* [DATA PROVIDED]
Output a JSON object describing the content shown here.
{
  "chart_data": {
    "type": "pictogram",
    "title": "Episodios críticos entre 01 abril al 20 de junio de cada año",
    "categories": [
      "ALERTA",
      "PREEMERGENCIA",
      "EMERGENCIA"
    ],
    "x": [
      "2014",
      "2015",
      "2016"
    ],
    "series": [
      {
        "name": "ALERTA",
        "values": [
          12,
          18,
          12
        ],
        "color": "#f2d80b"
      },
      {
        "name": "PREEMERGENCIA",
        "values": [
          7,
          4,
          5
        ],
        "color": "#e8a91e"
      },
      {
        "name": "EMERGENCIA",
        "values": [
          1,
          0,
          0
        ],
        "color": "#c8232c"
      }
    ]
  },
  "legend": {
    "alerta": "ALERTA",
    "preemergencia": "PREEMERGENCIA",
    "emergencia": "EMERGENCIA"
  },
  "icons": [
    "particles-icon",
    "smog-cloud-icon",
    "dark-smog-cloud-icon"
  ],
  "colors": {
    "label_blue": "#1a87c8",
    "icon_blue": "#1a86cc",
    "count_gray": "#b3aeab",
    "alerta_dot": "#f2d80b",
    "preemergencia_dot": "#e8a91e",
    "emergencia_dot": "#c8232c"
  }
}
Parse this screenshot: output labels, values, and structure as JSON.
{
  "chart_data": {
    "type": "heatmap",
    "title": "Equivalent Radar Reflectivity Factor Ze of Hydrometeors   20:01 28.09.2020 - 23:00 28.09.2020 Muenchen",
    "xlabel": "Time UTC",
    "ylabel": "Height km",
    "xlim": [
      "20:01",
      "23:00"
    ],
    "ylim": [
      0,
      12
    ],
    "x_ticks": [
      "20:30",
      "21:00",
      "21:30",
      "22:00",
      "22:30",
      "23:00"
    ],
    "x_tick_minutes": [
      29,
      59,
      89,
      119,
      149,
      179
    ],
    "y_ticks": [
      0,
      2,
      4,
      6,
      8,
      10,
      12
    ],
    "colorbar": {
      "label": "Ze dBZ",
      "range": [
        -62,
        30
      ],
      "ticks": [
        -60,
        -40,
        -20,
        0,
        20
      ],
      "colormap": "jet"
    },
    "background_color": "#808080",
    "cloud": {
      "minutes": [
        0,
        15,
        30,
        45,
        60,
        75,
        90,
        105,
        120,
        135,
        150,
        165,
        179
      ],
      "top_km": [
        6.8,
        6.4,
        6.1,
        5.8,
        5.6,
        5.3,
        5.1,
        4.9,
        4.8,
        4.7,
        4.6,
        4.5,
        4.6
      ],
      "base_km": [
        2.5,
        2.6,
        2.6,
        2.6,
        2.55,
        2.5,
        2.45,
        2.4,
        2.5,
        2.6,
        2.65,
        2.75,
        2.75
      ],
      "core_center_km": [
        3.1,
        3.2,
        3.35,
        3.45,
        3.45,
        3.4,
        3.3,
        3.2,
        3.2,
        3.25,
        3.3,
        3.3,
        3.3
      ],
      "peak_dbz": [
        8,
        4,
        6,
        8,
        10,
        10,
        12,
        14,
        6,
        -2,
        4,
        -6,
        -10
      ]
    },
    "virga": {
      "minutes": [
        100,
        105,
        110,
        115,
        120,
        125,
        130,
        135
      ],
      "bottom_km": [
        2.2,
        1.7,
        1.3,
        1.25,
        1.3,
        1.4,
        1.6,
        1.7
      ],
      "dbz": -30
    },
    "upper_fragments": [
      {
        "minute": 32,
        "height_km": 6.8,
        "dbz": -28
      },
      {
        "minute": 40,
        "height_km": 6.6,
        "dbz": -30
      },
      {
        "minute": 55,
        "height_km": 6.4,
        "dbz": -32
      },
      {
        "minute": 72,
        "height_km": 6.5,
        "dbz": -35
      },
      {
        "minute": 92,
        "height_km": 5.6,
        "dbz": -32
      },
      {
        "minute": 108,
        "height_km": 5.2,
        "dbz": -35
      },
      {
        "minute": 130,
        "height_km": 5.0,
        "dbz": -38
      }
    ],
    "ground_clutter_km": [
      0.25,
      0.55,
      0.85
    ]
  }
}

==

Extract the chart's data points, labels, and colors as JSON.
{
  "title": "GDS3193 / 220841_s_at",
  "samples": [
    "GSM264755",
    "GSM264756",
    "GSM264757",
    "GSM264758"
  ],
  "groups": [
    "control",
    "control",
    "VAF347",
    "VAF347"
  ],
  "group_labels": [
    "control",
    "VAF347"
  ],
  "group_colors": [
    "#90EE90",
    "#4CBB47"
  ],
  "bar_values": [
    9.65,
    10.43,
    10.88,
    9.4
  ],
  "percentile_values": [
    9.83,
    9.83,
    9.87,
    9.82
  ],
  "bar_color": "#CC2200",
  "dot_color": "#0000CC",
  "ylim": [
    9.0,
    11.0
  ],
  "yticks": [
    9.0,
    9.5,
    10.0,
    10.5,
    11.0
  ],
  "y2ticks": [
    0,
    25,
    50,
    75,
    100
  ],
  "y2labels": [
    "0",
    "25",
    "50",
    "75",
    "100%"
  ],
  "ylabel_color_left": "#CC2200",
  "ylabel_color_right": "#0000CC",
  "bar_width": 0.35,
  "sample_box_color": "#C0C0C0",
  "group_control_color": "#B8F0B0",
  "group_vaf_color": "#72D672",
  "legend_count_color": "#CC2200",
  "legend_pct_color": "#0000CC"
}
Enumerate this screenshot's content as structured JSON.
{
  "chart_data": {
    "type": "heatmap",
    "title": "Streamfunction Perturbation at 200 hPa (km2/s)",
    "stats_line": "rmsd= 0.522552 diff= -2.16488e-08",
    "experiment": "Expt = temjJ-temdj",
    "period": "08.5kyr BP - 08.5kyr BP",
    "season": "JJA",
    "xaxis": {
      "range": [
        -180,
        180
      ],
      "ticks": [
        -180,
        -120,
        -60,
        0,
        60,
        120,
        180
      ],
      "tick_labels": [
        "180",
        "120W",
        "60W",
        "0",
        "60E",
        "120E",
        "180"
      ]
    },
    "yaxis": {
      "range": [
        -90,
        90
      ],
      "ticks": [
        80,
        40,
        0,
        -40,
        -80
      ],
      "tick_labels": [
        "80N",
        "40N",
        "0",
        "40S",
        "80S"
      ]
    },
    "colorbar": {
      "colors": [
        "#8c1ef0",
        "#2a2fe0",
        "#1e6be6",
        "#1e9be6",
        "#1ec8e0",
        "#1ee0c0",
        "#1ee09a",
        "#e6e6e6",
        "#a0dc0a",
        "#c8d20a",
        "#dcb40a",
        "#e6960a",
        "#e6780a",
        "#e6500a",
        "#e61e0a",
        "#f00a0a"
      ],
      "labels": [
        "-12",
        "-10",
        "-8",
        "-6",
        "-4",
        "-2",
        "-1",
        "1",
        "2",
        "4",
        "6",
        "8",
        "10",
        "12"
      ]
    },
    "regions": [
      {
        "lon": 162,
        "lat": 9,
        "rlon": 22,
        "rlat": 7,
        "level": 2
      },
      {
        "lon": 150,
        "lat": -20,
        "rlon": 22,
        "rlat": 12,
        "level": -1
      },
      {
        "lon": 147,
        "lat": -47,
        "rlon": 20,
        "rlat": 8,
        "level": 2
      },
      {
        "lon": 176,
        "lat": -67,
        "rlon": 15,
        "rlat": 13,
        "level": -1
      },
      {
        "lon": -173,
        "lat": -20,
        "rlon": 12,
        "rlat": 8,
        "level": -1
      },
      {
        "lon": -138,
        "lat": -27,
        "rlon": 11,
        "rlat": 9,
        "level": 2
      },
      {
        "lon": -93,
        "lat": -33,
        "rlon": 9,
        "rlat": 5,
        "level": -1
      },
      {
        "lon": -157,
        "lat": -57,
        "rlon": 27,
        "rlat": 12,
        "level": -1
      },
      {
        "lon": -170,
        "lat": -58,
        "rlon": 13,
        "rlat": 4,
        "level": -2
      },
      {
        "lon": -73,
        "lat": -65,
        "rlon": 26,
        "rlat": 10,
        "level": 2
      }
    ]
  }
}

...

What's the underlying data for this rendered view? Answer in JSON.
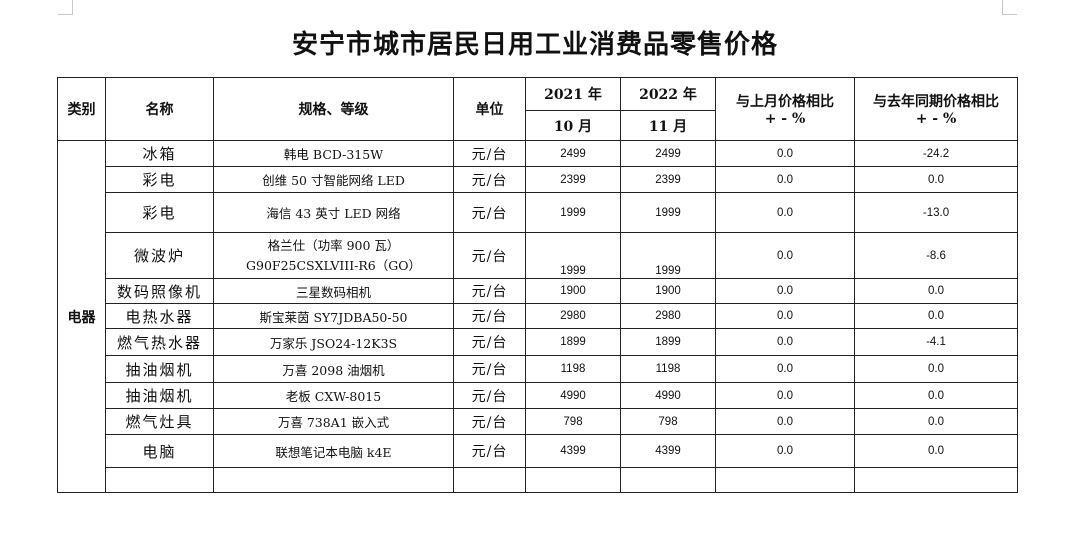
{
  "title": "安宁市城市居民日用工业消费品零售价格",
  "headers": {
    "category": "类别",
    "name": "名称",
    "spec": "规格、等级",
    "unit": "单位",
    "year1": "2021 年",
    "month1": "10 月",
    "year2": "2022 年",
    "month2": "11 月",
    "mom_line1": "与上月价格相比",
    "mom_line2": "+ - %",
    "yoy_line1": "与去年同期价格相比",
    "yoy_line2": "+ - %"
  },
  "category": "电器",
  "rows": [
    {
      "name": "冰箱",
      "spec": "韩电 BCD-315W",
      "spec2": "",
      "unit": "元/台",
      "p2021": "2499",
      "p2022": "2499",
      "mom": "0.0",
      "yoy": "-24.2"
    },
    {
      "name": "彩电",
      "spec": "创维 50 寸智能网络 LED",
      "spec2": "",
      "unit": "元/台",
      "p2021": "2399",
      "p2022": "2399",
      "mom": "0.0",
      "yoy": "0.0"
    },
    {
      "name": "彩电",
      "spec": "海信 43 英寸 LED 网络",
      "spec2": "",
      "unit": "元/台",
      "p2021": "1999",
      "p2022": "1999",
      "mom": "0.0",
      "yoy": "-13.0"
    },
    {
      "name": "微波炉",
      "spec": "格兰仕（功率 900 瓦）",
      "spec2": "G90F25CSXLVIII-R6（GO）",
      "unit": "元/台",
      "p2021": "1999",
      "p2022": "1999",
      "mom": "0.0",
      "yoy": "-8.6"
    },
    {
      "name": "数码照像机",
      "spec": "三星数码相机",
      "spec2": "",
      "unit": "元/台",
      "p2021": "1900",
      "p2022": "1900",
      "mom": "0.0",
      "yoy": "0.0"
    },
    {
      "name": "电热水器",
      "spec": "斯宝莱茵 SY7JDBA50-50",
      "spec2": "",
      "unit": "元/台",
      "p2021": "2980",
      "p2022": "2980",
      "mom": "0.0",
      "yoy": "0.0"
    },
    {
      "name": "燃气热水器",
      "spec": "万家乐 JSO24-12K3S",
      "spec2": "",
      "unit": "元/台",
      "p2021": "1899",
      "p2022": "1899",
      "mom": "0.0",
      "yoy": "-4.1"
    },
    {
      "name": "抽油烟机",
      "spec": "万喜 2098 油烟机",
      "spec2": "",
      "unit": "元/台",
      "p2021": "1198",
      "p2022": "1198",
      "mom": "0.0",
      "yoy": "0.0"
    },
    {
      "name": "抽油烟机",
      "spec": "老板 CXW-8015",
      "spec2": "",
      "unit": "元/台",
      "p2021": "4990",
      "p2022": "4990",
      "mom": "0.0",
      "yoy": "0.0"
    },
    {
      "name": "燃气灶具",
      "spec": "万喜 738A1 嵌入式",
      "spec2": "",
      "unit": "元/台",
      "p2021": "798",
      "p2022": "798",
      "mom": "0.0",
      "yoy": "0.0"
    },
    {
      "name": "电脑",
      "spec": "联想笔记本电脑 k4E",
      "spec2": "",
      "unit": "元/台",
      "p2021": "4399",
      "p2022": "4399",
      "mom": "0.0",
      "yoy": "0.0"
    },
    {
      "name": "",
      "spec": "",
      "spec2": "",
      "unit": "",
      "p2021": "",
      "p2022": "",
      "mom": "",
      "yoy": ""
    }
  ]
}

* [WHAT TO DO]
Using the entries above, return each line that includes the word "screenshot".

* [RESULT OF THE EXERCISE]
Parse this screenshot: output labels, values, and structure as JSON.
Enumerate this screenshot's content as structured JSON.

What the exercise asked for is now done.